--- Provided records ---

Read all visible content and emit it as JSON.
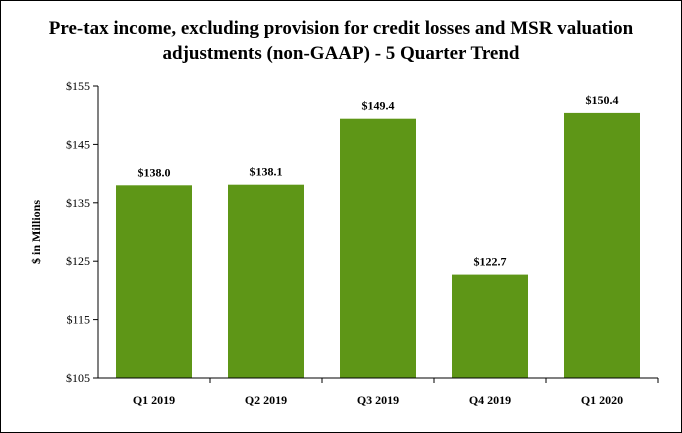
{
  "chart_data": {
    "type": "bar",
    "title_line1": "Pre-tax income, excluding provision for credit losses and MSR valuation",
    "title_line2": "adjustments (non-GAAP) - 5 Quarter Trend",
    "xlabel": "",
    "ylabel": "$ in Millions",
    "categories": [
      "Q1 2019",
      "Q2 2019",
      "Q3 2019",
      "Q4 2019",
      "Q1 2020"
    ],
    "values": [
      138.0,
      138.1,
      149.4,
      122.7,
      150.4
    ],
    "value_labels": [
      "$138.0",
      "$138.1",
      "$149.4",
      "$122.7",
      "$150.4"
    ],
    "ylim": [
      105,
      155
    ],
    "yticks": [
      105,
      115,
      125,
      135,
      145,
      155
    ],
    "ytick_labels": [
      "$105",
      "$115",
      "$125",
      "$135",
      "$145",
      "$155"
    ],
    "bar_color": "#5e9617",
    "grid": false,
    "legend": "none"
  }
}
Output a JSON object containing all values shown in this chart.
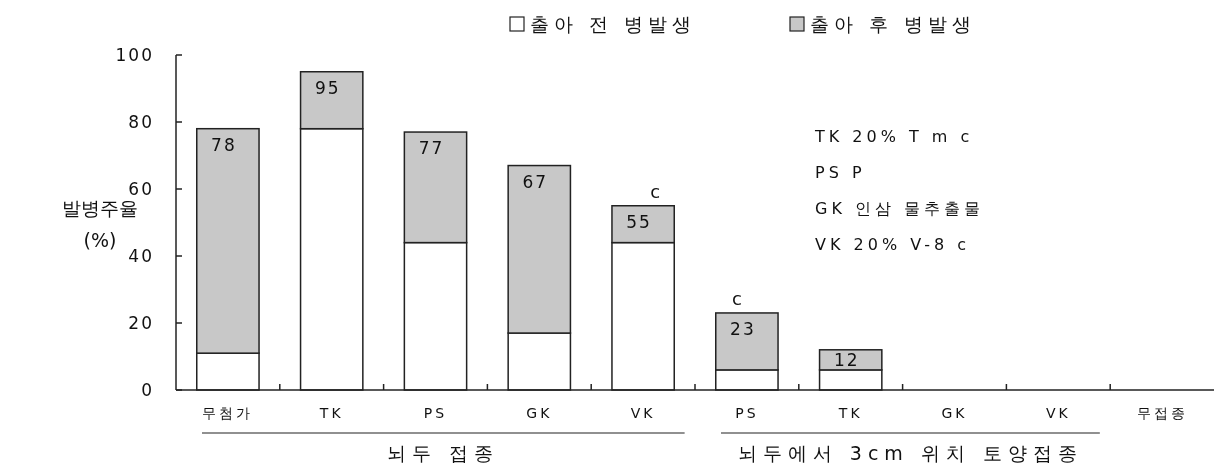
{
  "chart_data": {
    "type": "bar",
    "stacked": true,
    "ylabel": "발병주율 (%)",
    "categories": [
      "무첨가",
      "TK",
      "PS",
      "GK",
      "VK",
      "PS",
      "TK",
      "GK",
      "VK",
      "무접종"
    ],
    "series": [
      {
        "name": "출아 전 병발생",
        "color": "#ffffff",
        "values": [
          11,
          78,
          44,
          17,
          44,
          6,
          6,
          0,
          0,
          0
        ]
      },
      {
        "name": "출아 후 병발생",
        "color": "#c8c8c8",
        "values": [
          67,
          17,
          33,
          50,
          11,
          17,
          6,
          0,
          0,
          0
        ]
      }
    ],
    "totals": [
      "78",
      "95",
      "77",
      "67",
      "55",
      "23",
      "12",
      null,
      null,
      null
    ],
    "ylim": [
      0,
      100
    ],
    "yticks": [
      0,
      20,
      40,
      60,
      80,
      100
    ],
    "legend": "top",
    "grid": false,
    "annotations": [
      "뇌두 접종",
      "뇌두에서 3cm 위치 토양접종",
      "TK 20% T m c",
      "PS P",
      "GK 인삼 물추출물",
      "VK 20% V-8 c",
      {
        "text": "c",
        "x": "VK",
        "y": 55
      },
      "c"
    ]
  }
}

---

Work required -> Set down the complete material exactly, but do not include the images.

Solution below ->
Read all visible content and emit it as JSON.
{
  "chart_data": {
    "type": "bar",
    "title_line1": "Pre-tax income, excluding provision for credit losses and MSR valuation",
    "title_line2": "adjustments (non-GAAP) - 5 Quarter Trend",
    "xlabel": "",
    "ylabel": "$ in Millions",
    "categories": [
      "Q1 2019",
      "Q2 2019",
      "Q3 2019",
      "Q4 2019",
      "Q1 2020"
    ],
    "values": [
      138.0,
      138.1,
      149.4,
      122.7,
      150.4
    ],
    "value_labels": [
      "$138.0",
      "$138.1",
      "$149.4",
      "$122.7",
      "$150.4"
    ],
    "ylim": [
      105,
      155
    ],
    "yticks": [
      105,
      115,
      125,
      135,
      145,
      155
    ],
    "ytick_labels": [
      "$105",
      "$115",
      "$125",
      "$135",
      "$145",
      "$155"
    ],
    "bar_color": "#5e9617",
    "grid": false,
    "legend": "none"
  }
}
Output a JSON object containing all values shown in this chart.
{
  "chart_data": {
    "type": "bar",
    "stacked": true,
    "ylabel": "발병주율 (%)",
    "categories": [
      "무첨가",
      "TK",
      "PS",
      "GK",
      "VK",
      "PS",
      "TK",
      "GK",
      "VK",
      "무접종"
    ],
    "series": [
      {
        "name": "출아 전 병발생",
        "color": "#ffffff",
        "values": [
          11,
          78,
          44,
          17,
          44,
          6,
          6,
          0,
          0,
          0
        ]
      },
      {
        "name": "출아 후 병발생",
        "color": "#c8c8c8",
        "values": [
          67,
          17,
          33,
          50,
          11,
          17,
          6,
          0,
          0,
          0
        ]
      }
    ],
    "totals": [
      "78",
      "95",
      "77",
      "67",
      "55",
      "23",
      "12",
      null,
      null,
      null
    ],
    "ylim": [
      0,
      100
    ],
    "yticks": [
      0,
      20,
      40,
      60,
      80,
      100
    ],
    "legend": "top",
    "grid": false,
    "annotations": [
      "뇌두 접종",
      "뇌두에서 3cm 위치 토양접종",
      "TK 20% T m c",
      "PS P",
      "GK 인삼 물추출물",
      "VK 20% V-8 c",
      {
        "text": "c",
        "x": "VK",
        "y": 55
      },
      "c"
    ]
  }
}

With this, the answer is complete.